» Aim of the task: Scan the listing below for the word "séance" and state how many lines hold it. Write nothing but the number.

» Data for this exercise:
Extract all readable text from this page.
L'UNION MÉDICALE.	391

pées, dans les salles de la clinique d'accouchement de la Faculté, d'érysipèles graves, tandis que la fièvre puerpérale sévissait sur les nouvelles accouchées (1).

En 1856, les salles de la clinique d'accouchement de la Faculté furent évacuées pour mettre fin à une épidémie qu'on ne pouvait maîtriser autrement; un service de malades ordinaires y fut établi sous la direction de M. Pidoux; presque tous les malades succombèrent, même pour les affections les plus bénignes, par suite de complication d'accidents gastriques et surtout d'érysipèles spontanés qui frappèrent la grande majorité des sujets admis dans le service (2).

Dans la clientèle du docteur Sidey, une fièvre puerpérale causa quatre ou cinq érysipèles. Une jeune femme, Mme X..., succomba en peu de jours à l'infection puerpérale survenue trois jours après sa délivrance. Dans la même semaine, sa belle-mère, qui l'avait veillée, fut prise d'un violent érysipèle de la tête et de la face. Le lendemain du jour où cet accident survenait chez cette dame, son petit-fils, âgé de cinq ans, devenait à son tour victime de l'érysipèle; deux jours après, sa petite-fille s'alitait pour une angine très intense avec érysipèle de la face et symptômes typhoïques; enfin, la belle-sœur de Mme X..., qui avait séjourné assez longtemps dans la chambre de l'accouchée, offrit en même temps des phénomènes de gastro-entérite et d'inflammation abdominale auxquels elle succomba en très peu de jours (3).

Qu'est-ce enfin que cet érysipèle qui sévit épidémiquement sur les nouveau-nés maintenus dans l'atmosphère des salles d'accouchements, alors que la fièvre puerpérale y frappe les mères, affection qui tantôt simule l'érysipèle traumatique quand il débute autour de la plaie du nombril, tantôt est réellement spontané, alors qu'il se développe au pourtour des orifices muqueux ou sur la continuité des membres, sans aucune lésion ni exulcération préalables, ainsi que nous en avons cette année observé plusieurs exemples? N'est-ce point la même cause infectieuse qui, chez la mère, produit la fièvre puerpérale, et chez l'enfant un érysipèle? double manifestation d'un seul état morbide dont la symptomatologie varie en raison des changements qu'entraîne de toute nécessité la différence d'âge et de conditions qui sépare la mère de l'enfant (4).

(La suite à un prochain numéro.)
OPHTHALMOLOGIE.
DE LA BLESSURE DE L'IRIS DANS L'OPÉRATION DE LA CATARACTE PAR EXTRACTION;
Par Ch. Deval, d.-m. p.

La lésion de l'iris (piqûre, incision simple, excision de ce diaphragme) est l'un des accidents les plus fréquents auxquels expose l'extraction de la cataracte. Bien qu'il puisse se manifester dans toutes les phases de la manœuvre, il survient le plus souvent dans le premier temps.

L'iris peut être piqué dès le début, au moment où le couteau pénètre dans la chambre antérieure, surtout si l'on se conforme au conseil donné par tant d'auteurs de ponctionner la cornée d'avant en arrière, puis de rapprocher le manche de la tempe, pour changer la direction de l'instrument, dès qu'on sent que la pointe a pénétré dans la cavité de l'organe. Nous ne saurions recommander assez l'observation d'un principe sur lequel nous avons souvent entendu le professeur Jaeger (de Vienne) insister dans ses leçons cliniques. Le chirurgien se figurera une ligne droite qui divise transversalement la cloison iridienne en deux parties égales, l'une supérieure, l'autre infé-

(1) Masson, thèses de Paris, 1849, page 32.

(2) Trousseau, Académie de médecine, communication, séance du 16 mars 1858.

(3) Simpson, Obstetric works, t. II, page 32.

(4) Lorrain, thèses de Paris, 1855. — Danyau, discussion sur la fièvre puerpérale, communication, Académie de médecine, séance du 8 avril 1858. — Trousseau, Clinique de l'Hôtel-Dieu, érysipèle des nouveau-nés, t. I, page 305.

» Answer to the exercise: 2